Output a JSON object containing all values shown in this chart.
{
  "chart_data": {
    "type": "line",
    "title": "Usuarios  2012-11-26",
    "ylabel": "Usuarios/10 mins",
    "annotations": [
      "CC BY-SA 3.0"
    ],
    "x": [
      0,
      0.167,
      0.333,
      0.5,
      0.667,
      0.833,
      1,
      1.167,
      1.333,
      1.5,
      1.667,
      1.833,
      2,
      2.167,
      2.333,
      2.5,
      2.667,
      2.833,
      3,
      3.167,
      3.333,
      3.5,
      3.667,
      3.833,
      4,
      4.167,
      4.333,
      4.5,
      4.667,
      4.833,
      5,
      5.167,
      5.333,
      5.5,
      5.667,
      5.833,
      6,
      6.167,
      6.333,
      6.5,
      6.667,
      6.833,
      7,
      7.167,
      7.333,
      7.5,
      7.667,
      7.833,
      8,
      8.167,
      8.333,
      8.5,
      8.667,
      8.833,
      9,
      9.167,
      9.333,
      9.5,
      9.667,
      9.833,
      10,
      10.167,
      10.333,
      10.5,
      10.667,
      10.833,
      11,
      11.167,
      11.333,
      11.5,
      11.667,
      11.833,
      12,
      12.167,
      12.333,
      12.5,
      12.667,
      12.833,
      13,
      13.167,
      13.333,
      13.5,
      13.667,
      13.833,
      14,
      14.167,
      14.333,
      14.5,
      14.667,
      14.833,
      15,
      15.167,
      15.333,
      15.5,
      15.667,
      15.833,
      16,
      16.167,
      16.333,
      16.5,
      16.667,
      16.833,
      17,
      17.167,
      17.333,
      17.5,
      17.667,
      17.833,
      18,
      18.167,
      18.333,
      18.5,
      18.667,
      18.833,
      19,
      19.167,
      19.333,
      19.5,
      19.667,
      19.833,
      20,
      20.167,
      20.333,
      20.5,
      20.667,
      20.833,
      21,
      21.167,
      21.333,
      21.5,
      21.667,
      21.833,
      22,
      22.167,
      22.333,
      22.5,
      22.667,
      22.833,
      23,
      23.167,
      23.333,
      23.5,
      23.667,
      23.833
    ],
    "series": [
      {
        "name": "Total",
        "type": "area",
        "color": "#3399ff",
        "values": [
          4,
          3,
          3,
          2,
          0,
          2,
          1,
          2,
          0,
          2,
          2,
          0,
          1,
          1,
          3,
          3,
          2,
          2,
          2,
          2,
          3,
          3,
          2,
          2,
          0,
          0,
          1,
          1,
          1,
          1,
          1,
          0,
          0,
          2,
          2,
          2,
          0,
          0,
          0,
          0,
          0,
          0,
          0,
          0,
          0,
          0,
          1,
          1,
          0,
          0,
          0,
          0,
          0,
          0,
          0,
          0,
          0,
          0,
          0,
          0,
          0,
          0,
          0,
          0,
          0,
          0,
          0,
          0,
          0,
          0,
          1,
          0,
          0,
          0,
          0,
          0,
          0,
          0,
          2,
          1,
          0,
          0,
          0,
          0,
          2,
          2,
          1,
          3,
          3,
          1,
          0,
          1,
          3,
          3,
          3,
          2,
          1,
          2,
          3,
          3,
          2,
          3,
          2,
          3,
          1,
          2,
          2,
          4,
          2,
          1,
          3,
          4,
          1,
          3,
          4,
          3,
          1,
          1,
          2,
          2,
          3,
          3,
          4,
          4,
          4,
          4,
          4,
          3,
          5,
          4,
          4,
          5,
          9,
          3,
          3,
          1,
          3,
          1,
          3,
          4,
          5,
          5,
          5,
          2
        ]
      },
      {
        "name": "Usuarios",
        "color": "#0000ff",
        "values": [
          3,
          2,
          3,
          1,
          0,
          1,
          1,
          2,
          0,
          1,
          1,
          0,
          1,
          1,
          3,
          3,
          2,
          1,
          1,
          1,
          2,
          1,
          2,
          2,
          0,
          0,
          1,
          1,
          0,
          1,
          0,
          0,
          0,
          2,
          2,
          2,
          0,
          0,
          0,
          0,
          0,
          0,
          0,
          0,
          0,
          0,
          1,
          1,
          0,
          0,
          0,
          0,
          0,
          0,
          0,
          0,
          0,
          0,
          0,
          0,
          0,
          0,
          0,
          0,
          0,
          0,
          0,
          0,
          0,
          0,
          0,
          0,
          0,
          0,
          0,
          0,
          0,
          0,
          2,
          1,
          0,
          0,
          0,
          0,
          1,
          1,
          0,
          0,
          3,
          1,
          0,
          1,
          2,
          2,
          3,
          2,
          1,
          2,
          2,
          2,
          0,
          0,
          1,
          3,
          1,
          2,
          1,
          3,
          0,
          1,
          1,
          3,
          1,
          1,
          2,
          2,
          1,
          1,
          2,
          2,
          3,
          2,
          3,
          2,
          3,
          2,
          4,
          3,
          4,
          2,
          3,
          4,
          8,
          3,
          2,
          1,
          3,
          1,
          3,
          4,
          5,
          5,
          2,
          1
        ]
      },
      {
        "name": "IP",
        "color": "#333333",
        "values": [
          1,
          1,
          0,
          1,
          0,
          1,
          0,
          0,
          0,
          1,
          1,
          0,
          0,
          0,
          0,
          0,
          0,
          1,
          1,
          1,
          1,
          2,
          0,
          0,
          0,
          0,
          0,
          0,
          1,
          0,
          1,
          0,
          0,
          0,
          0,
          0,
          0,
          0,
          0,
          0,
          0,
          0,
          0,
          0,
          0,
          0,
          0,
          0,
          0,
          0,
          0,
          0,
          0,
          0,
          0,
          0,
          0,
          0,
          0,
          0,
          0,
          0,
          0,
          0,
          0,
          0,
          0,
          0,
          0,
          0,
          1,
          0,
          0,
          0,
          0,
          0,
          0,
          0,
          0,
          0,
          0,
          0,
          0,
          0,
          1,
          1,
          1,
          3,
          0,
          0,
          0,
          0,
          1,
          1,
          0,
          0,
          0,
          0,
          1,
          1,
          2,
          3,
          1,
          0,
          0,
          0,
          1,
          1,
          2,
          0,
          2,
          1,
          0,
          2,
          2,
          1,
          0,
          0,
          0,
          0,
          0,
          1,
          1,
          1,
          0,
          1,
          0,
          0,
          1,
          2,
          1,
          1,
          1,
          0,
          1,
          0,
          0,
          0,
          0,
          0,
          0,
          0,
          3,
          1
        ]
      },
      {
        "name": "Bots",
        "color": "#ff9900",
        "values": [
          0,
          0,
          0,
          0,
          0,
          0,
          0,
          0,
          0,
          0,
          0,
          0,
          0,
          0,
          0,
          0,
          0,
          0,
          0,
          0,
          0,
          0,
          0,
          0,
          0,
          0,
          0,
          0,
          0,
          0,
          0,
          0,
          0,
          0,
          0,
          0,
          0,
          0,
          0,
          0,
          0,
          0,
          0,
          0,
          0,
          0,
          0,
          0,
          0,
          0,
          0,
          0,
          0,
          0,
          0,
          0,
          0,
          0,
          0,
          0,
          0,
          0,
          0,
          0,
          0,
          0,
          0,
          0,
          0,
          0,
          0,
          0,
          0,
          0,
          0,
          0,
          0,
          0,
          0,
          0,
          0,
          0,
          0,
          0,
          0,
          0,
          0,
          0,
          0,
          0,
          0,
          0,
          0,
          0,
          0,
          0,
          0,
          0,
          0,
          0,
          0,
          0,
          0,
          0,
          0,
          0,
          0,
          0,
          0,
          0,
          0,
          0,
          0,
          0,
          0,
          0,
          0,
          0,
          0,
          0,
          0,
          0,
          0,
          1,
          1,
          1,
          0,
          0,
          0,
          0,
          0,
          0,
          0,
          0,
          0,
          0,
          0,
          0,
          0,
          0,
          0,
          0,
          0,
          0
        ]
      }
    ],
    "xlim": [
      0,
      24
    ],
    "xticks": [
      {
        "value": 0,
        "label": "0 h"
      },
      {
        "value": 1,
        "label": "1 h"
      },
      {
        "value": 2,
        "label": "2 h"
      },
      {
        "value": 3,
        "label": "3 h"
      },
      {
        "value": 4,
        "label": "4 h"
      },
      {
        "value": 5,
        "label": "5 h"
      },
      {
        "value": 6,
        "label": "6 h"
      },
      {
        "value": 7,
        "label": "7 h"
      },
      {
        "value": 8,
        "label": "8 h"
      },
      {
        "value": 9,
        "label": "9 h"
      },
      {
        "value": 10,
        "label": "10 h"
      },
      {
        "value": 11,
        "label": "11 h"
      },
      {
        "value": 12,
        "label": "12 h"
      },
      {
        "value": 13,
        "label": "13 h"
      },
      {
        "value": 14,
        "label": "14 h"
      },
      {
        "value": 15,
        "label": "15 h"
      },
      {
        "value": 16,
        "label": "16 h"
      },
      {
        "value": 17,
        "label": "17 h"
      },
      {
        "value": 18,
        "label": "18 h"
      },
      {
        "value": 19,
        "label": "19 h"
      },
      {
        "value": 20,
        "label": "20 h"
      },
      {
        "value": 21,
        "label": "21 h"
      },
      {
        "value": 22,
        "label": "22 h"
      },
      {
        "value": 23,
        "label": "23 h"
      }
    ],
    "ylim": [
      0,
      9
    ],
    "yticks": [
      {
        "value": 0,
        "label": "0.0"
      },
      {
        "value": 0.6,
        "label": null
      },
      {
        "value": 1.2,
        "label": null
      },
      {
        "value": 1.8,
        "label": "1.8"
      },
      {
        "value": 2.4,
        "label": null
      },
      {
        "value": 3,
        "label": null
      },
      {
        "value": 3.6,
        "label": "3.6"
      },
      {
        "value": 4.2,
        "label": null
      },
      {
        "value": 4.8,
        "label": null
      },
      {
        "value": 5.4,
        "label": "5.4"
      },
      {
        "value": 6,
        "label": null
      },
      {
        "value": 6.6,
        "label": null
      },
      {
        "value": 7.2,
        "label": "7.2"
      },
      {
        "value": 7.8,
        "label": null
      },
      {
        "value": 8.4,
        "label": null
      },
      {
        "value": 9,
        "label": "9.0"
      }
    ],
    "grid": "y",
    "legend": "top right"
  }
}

**Task directions**:
Find the lines holding "Usuarios" and list every one.

**Output**:
    "title": "Usuarios  2012-11-26",
    "ylabel": "Usuarios/10 mins",
        "name": "Usuarios",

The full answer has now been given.